EXERCISE INSTRUCTIONS:
Retype the records below exactly as they appear.

[Records that describe figures]
*-*-*
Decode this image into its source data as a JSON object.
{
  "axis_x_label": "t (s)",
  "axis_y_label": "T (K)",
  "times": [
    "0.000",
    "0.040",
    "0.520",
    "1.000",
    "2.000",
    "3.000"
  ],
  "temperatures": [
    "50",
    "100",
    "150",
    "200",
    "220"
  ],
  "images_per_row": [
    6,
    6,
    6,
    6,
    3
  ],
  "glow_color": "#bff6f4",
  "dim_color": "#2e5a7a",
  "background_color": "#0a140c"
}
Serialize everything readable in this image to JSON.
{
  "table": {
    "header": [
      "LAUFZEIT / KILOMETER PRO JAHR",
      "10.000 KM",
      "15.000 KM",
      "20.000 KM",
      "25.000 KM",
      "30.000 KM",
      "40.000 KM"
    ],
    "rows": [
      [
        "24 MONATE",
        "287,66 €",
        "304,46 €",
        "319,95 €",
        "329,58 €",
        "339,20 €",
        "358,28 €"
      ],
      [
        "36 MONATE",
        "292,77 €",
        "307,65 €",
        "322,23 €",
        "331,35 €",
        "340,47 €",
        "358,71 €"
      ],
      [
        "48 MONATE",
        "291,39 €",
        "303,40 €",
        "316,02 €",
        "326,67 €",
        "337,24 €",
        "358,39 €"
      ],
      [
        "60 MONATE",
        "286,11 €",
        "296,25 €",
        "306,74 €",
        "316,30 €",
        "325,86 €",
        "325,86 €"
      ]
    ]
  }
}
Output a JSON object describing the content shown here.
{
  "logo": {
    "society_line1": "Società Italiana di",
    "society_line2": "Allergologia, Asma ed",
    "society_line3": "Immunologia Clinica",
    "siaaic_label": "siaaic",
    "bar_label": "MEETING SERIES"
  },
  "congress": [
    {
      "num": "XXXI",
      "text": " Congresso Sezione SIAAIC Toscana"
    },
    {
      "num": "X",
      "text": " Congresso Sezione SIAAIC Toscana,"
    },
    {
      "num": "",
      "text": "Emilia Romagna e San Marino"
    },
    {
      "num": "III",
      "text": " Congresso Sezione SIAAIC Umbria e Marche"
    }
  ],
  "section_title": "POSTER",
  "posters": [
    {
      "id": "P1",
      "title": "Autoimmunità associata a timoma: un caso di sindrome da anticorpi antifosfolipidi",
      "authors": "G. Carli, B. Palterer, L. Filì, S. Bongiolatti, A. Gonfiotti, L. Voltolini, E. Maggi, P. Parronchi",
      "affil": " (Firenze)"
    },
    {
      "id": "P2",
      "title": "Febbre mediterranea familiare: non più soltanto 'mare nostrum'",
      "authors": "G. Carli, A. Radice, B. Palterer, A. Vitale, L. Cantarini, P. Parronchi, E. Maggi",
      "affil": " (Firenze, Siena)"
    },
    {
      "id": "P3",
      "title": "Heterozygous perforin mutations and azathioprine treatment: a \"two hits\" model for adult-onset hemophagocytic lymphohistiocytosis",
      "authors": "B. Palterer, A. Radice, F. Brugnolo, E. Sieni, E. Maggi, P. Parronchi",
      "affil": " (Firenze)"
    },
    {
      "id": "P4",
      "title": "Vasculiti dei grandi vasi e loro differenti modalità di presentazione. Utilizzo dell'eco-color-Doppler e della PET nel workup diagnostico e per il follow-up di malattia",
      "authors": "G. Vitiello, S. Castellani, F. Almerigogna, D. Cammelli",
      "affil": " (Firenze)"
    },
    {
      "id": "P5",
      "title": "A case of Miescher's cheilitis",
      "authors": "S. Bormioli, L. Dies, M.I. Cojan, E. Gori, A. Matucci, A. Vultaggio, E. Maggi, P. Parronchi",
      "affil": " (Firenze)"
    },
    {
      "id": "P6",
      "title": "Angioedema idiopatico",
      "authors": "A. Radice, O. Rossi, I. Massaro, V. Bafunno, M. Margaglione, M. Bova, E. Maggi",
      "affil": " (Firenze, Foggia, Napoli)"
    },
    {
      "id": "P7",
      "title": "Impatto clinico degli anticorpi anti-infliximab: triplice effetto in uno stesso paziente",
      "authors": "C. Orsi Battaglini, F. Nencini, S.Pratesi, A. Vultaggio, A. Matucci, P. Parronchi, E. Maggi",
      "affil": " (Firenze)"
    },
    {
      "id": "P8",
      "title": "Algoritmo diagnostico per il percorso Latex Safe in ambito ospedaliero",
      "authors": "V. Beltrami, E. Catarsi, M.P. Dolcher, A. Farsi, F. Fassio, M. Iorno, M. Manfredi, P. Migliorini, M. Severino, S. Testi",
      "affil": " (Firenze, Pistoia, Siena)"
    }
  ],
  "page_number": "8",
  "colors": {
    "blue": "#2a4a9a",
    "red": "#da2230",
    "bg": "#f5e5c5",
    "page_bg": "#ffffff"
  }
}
*-*-*
OUTPUT FOR THIS TASK:
Decode this image into its source data as a JSON object.
{
  "axis_x_label": "t (s)",
  "axis_y_label": "T (K)",
  "times": [
    "0.000",
    "0.040",
    "0.520",
    "1.000",
    "2.000",
    "3.000"
  ],
  "temperatures": [
    "50",
    "100",
    "150",
    "200",
    "220"
  ],
  "images_per_row": [
    6,
    6,
    6,
    6,
    3
  ],
  "glow_color": "#bff6f4",
  "dim_color": "#2e5a7a",
  "background_color": "#0a140c"
}
Serialize everything readable in this image to JSON.
{
  "table": {
    "header": [
      "LAUFZEIT / KILOMETER PRO JAHR",
      "10.000 KM",
      "15.000 KM",
      "20.000 KM",
      "25.000 KM",
      "30.000 KM",
      "40.000 KM"
    ],
    "rows": [
      [
        "24 MONATE",
        "287,66 €",
        "304,46 €",
        "319,95 €",
        "329,58 €",
        "339,20 €",
        "358,28 €"
      ],
      [
        "36 MONATE",
        "292,77 €",
        "307,65 €",
        "322,23 €",
        "331,35 €",
        "340,47 €",
        "358,71 €"
      ],
      [
        "48 MONATE",
        "291,39 €",
        "303,40 €",
        "316,02 €",
        "326,67 €",
        "337,24 €",
        "358,39 €"
      ],
      [
        "60 MONATE",
        "286,11 €",
        "296,25 €",
        "306,74 €",
        "316,30 €",
        "325,86 €",
        "325,86 €"
      ]
    ]
  }
}
Output a JSON object describing the content shown here.
{
  "logo": {
    "society_line1": "Società Italiana di",
    "society_line2": "Allergologia, Asma ed",
    "society_line3": "Immunologia Clinica",
    "siaaic_label": "siaaic",
    "bar_label": "MEETING SERIES"
  },
  "congress": [
    {
      "num": "XXXI",
      "text": " Congresso Sezione SIAAIC Toscana"
    },
    {
      "num": "X",
      "text": " Congresso Sezione SIAAIC Toscana,"
    },
    {
      "num": "",
      "text": "Emilia Romagna e San Marino"
    },
    {
      "num": "III",
      "text": " Congresso Sezione SIAAIC Umbria e Marche"
    }
  ],
  "section_title": "POSTER",
  "posters": [
    {
      "id": "P1",
      "title": "Autoimmunità associata a timoma: un caso di sindrome da anticorpi antifosfolipidi",
      "authors": "G. Carli, B. Palterer, L. Filì, S. Bongiolatti, A. Gonfiotti, L. Voltolini, E. Maggi, P. Parronchi",
      "affil": " (Firenze)"
    },
    {
      "id": "P2",
      "title": "Febbre mediterranea familiare: non più soltanto 'mare nostrum'",
      "authors": "G. Carli, A. Radice, B. Palterer, A. Vitale, L. Cantarini, P. Parronchi, E. Maggi",
      "affil": " (Firenze, Siena)"
    },
    {
      "id": "P3",
      "title": "Heterozygous perforin mutations and azathioprine treatment: a \"two hits\" model for adult-onset hemophagocytic lymphohistiocytosis",
      "authors": "B. Palterer, A. Radice, F. Brugnolo, E. Sieni, E. Maggi, P. Parronchi",
      "affil": " (Firenze)"
    },
    {
      "id": "P4",
      "title": "Vasculiti dei grandi vasi e loro differenti modalità di presentazione. Utilizzo dell'eco-color-Doppler e della PET nel workup diagnostico e per il follow-up di malattia",
      "authors": "G. Vitiello, S. Castellani, F. Almerigogna, D. Cammelli",
      "affil": " (Firenze)"
    },
    {
      "id": "P5",
      "title": "A case of Miescher's cheilitis",
      "authors": "S. Bormioli, L. Dies, M.I. Cojan, E. Gori, A. Matucci, A. Vultaggio, E. Maggi, P. Parronchi",
      "affil": " (Firenze)"
    },
    {
      "id": "P6",
      "title": "Angioedema idiopatico",
      "authors": "A. Radice, O. Rossi, I. Massaro, V. Bafunno, M. Margaglione, M. Bova, E. Maggi",
      "affil": " (Firenze, Foggia, Napoli)"
    },
    {
      "id": "P7",
      "title": "Impatto clinico degli anticorpi anti-infliximab: triplice effetto in uno stesso paziente",
      "authors": "C. Orsi Battaglini, F. Nencini, S.Pratesi, A. Vultaggio, A. Matucci, P. Parronchi, E. Maggi",
      "affil": " (Firenze)"
    },
    {
      "id": "P8",
      "title": "Algoritmo diagnostico per il percorso Latex Safe in ambito ospedaliero",
      "authors": "V. Beltrami, E. Catarsi, M.P. Dolcher, A. Farsi, F. Fassio, M. Iorno, M. Manfredi, P. Migliorini, M. Severino, S. Testi",
      "affil": " (Firenze, Pistoia, Siena)"
    }
  ],
  "page_number": "8",
  "colors": {
    "blue": "#2a4a9a",
    "red": "#da2230",
    "bg": "#f5e5c5",
    "page_bg": "#ffffff"
  }
}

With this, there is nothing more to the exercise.